Direction> Check each line of the records for "this"; collect those that have it.

Items>
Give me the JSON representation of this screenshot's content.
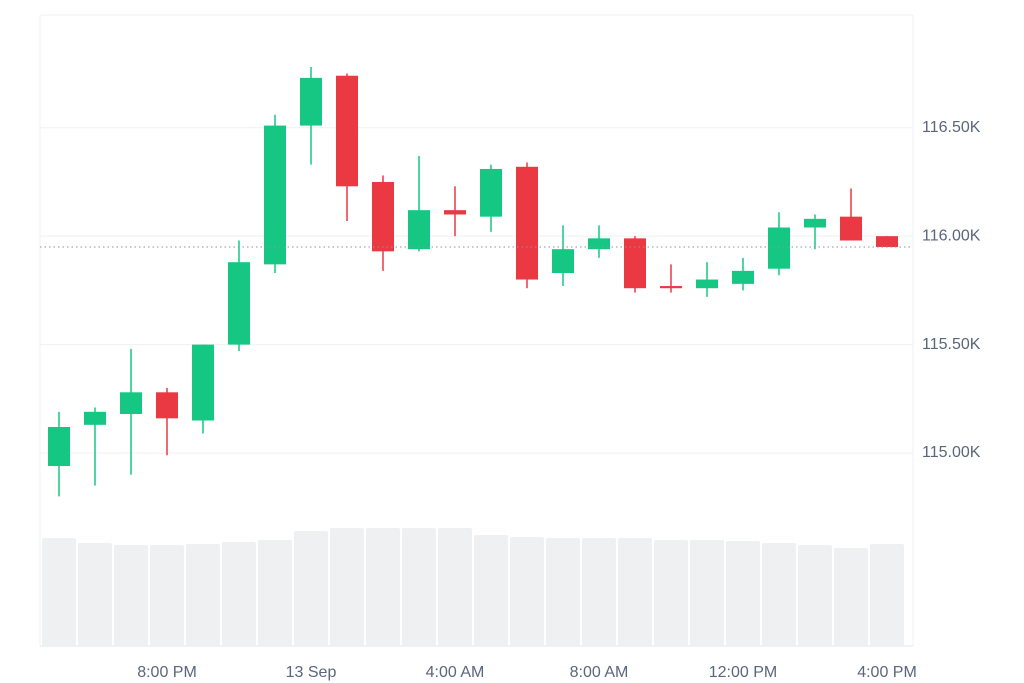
{
  "chart_data": {
    "type": "candlestick",
    "categories": [
      null,
      null,
      null,
      "8:00 PM",
      null,
      null,
      null,
      "13 Sep",
      null,
      null,
      null,
      "4:00 AM",
      null,
      null,
      null,
      "8:00 AM",
      null,
      null,
      null,
      "12:00 PM",
      null,
      null,
      null,
      "4:00 PM"
    ],
    "open": [
      114940,
      115130,
      115180,
      115280,
      115150,
      115500,
      115870,
      116510,
      116740,
      116250,
      115940,
      116120,
      116090,
      116320,
      115830,
      115940,
      115990,
      115770,
      115760,
      115780,
      115850,
      116040,
      116090,
      116000
    ],
    "high": [
      115190,
      115210,
      115480,
      115300,
      115500,
      115980,
      116560,
      116780,
      116750,
      116280,
      116370,
      116230,
      116330,
      116340,
      116050,
      116050,
      116000,
      115870,
      115880,
      115900,
      116110,
      116100,
      116220,
      116000
    ],
    "low": [
      114800,
      114850,
      114900,
      114990,
      115090,
      115470,
      115830,
      116330,
      116070,
      115840,
      115930,
      116000,
      116020,
      115760,
      115770,
      115900,
      115740,
      115740,
      115720,
      115750,
      115820,
      115940,
      115980,
      115950
    ],
    "close": [
      115120,
      115190,
      115280,
      115160,
      115500,
      115880,
      116510,
      116730,
      116230,
      115930,
      116120,
      116100,
      116310,
      115800,
      115940,
      115990,
      115760,
      115760,
      115800,
      115840,
      116040,
      116080,
      115980,
      115950
    ],
    "volume": [
      108,
      103,
      101,
      101,
      102,
      104,
      106,
      115,
      118,
      118,
      118,
      118,
      111,
      109,
      108,
      108,
      108,
      106,
      106,
      105,
      103,
      101,
      98,
      102
    ],
    "vlim": [
      0,
      631
    ],
    "up_color": "#16c784",
    "down_color": "#ea3943",
    "volume_color": "#eff0f2",
    "ylim": [
      114110,
      117020
    ],
    "yticks": [
      {
        "value": 115000,
        "label": "115.00K"
      },
      {
        "value": 115500,
        "label": "115.50K"
      },
      {
        "value": 116000,
        "label": "116.00K"
      },
      {
        "value": 116500,
        "label": "116.50K"
      }
    ],
    "grid": true
  }
}
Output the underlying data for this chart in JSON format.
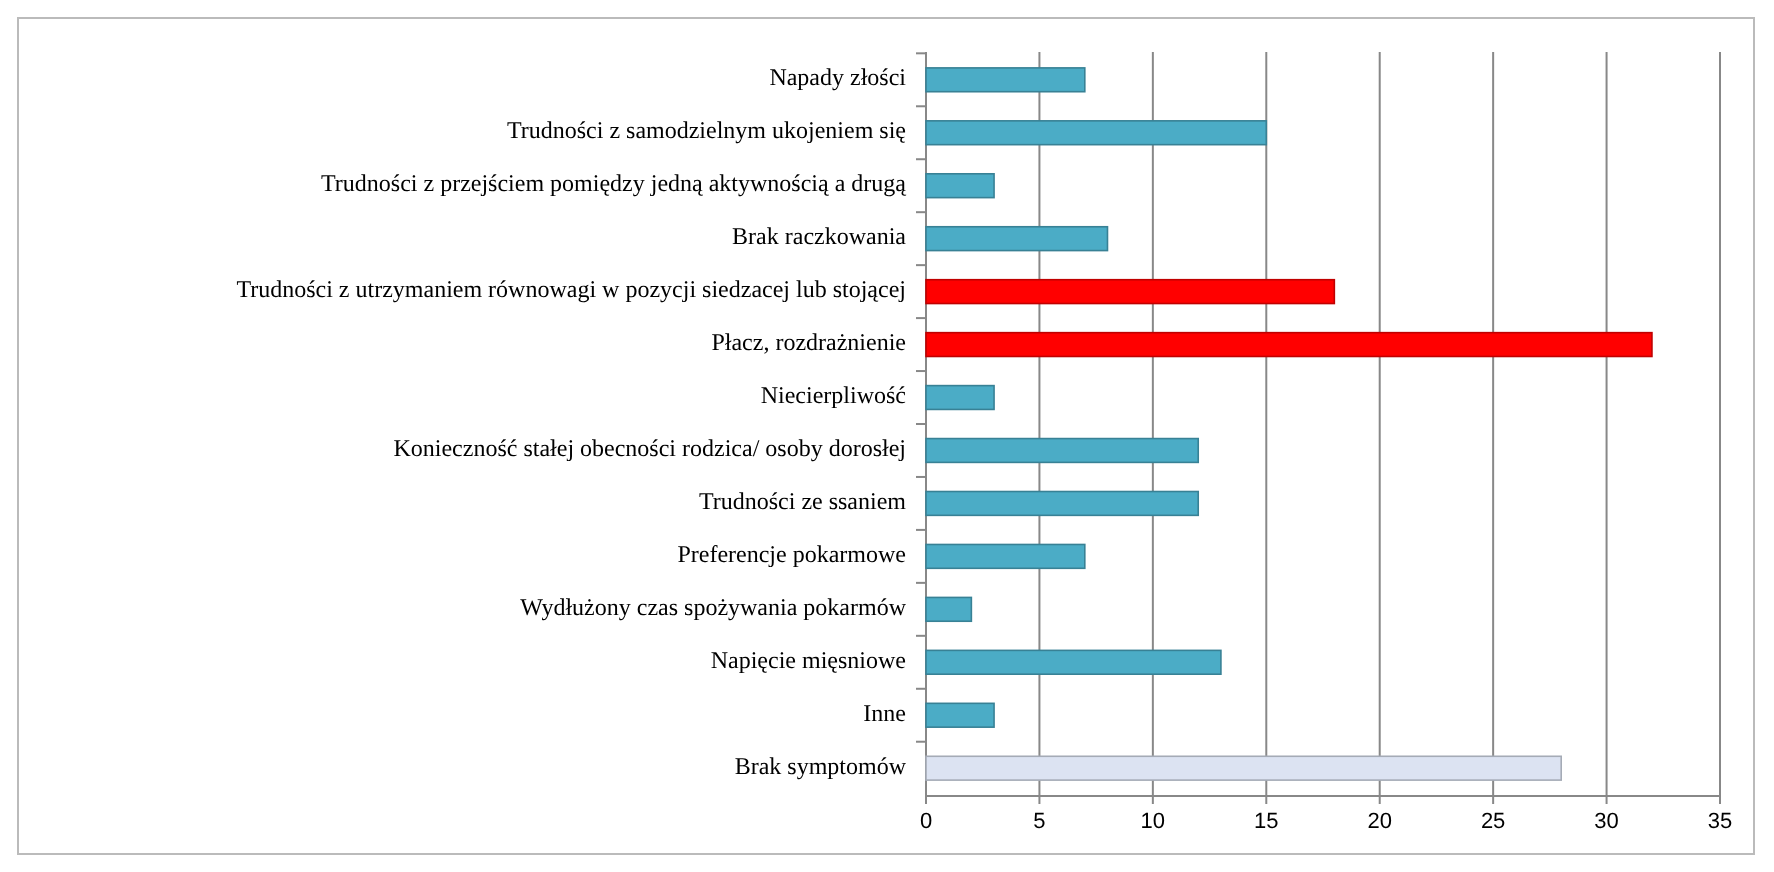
{
  "chart_data": {
    "type": "bar",
    "orientation": "horizontal",
    "categories": [
      "Napady złości",
      "Trudności z samodzielnym ukojeniem się",
      "Trudności z przejściem pomiędzy jedną aktywnością a drugą",
      "Brak raczkowania",
      "Trudności z utrzymaniem równowagi w pozycji siedzacej lub stojącej",
      "Płacz, rozdrażnienie",
      "Niecierpliwość",
      "Konieczność stałej obecności rodzica/ osoby dorosłej",
      "Trudności ze ssaniem",
      "Preferencje pokarmowe",
      "Wydłużony czas spożywania pokarmów",
      "Napięcie mięsniowe",
      "Inne",
      "Brak symptomów"
    ],
    "values": [
      7,
      15,
      3,
      8,
      18,
      32,
      3,
      12,
      12,
      7,
      2,
      13,
      3,
      28
    ],
    "colors": [
      "#4bacc6",
      "#4bacc6",
      "#4bacc6",
      "#4bacc6",
      "#ff0000",
      "#ff0000",
      "#4bacc6",
      "#4bacc6",
      "#4bacc6",
      "#4bacc6",
      "#4bacc6",
      "#4bacc6",
      "#4bacc6",
      "#dce3f2"
    ],
    "xlim": [
      0,
      35
    ],
    "xticks": [
      0,
      5,
      10,
      15,
      20,
      25,
      30,
      35
    ],
    "grid": "x"
  }
}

Task output>
Give me the JSON representation of this screenshot's content.
Output the underlying data for this chart in JSON format.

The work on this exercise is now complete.